### The data

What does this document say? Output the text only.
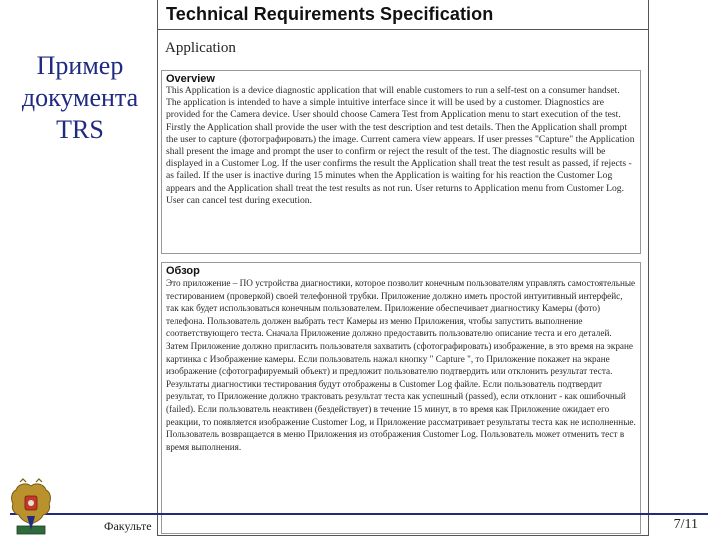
Пример
документа
TRS
Technical Requirements Specification
Application

Overview

This Application is a device diagnostic application that will enable customers to run a self-test on a consumer handset. The application is intended to have a simple intuitive interface since it will be used by a customer. Diagnostics are provided for the Camera device. User should choose Camera Test from Application menu to start execution of the test. Firstly the Application shall provide the user with the test description and test details. Then the Application shall prompt the user to capture (фотографировать) the image. Current camera view appears. If user presses "Capture" the Application shall present the image and prompt the user to confirm or reject the result of the test. The diagnostic results will be displayed in a Customer Log. If the user confirms the result the Application shall treat the test result as passed, if rejects - as failed. If the user is inactive during 15 minutes when the Application is waiting for his reaction the Customer Log appears and the Application shall treat the test results as not run. User returns to Application menu from Customer Log. User can cancel test during execution.

Обзор

Это приложение – ПО устройства диагностики, которое позволит конечным пользователям управлять самостоятельные тестированием (проверкой) своей телефонной трубки. Приложение должно иметь простой интуитивный интерфейс, так как будет использоваться конечным пользователем. Приложение обеспечивает диагностику Камеры (фото) телефона. Пользователь должен выбрать тест Камеры из меню Приложения, чтобы запустить выполнение соответствующего теста. Сначала Приложение должно предоставить пользователю описание теста и его деталей. Затем Приложение должно пригласить пользователя захватить (сфотографировать) изображение, в это время на экране картинка с Изображение камеры. Если пользователь нажал кнопку " Capture ", то Приложение покажет на экране изображение (сфотографируемый объект) и предложит пользователю подтвердить или отклонить результат теста. Результаты диагностики тестирования будут отображены в Customer Log файле. Если пользователь подтвердит результат, то Приложение должно трактовать результат теста как успешный (passed), если отклонит - как ошибочный (failed). Если пользователь неактивен (бездействует) в течение 15 минут, в то время как Приложение ожидает его реакции, то появляется изображение Customer Log, и Приложение рассматривает результаты теста как не исполненные. Пользователь возвращается в меню Приложения из отображения Customer Log. Пользователь может отменить тест в время выполнения.

Факульте	7/11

######

Reproduce the data above in full, exactly as it is, with the pictures left out.

▶ Solution:
What does this document say? Output the text only.
Пример
документа
TRS
Technical Requirements Specification
Application

Overview

This Application is a device diagnostic application that will enable customers to run a self-test on a consumer handset. The application is intended to have a simple intuitive interface since it will be used by a customer. Diagnostics are provided for the Camera device. User should choose Camera Test from Application menu to start execution of the test. Firstly the Application shall provide the user with the test description and test details. Then the Application shall prompt the user to capture (фотографировать) the image. Current camera view appears. If user presses "Capture" the Application shall present the image and prompt the user to confirm or reject the result of the test. The diagnostic results will be displayed in a Customer Log. If the user confirms the result the Application shall treat the test result as passed, if rejects - as failed. If the user is inactive during 15 minutes when the Application is waiting for his reaction the Customer Log appears and the Application shall treat the test results as not run. User returns to Application menu from Customer Log. User can cancel test during execution.

Обзор

Это приложение – ПО устройства диагностики, которое позволит конечным пользователям управлять самостоятельные тестированием (проверкой) своей телефонной трубки. Приложение должно иметь простой интуитивный интерфейс, так как будет использоваться конечным пользователем. Приложение обеспечивает диагностику Камеры (фото) телефона. Пользователь должен выбрать тест Камеры из меню Приложения, чтобы запустить выполнение соответствующего теста. Сначала Приложение должно предоставить пользователю описание теста и его деталей. Затем Приложение должно пригласить пользователя захватить (сфотографировать) изображение, в это время на экране картинка с Изображение камеры. Если пользователь нажал кнопку " Capture ", то Приложение покажет на экране изображение (сфотографируемый объект) и предложит пользователю подтвердить или отклонить результат теста. Результаты диагностики тестирования будут отображены в Customer Log файле. Если пользователь подтвердит результат, то Приложение должно трактовать результат теста как успешный (passed), если отклонит - как ошибочный (failed). Если пользователь неактивен (бездействует) в течение 15 минут, в то время как Приложение ожидает его реакции, то появляется изображение Customer Log, и Приложение рассматривает результаты теста как не исполненные. Пользователь возвращается в меню Приложения из отображения Customer Log. Пользователь может отменить тест в время выполнения.

Факульте	7/11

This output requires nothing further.